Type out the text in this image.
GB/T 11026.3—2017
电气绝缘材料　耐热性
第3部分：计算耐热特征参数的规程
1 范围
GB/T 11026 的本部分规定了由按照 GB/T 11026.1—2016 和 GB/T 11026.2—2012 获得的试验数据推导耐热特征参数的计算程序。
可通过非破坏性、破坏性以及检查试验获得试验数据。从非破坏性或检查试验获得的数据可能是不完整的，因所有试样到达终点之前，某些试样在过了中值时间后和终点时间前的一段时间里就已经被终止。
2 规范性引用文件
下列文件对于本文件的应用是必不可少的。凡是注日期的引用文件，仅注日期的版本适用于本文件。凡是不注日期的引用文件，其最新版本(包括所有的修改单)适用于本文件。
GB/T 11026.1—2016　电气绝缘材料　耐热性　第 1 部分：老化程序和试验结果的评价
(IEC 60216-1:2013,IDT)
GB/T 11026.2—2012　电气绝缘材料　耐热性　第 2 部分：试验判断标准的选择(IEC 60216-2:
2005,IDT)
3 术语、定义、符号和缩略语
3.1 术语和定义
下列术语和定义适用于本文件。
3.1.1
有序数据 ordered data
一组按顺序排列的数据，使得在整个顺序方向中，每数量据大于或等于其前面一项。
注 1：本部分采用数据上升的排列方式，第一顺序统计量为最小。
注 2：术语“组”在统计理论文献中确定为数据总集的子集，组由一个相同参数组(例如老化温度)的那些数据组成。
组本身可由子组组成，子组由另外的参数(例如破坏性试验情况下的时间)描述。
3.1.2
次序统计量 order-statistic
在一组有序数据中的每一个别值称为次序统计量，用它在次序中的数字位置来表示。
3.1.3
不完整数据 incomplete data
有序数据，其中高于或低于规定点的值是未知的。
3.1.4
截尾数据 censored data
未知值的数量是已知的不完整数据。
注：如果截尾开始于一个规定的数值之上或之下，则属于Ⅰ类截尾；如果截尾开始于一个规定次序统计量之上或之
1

GIVEN INSTRUCTION: Note each line of the entries that has "data" in it, and copy those lines.

RESULT OF THE TASK:
有序数据 ordered data
不完整数据 incomplete data
截尾数据 censored data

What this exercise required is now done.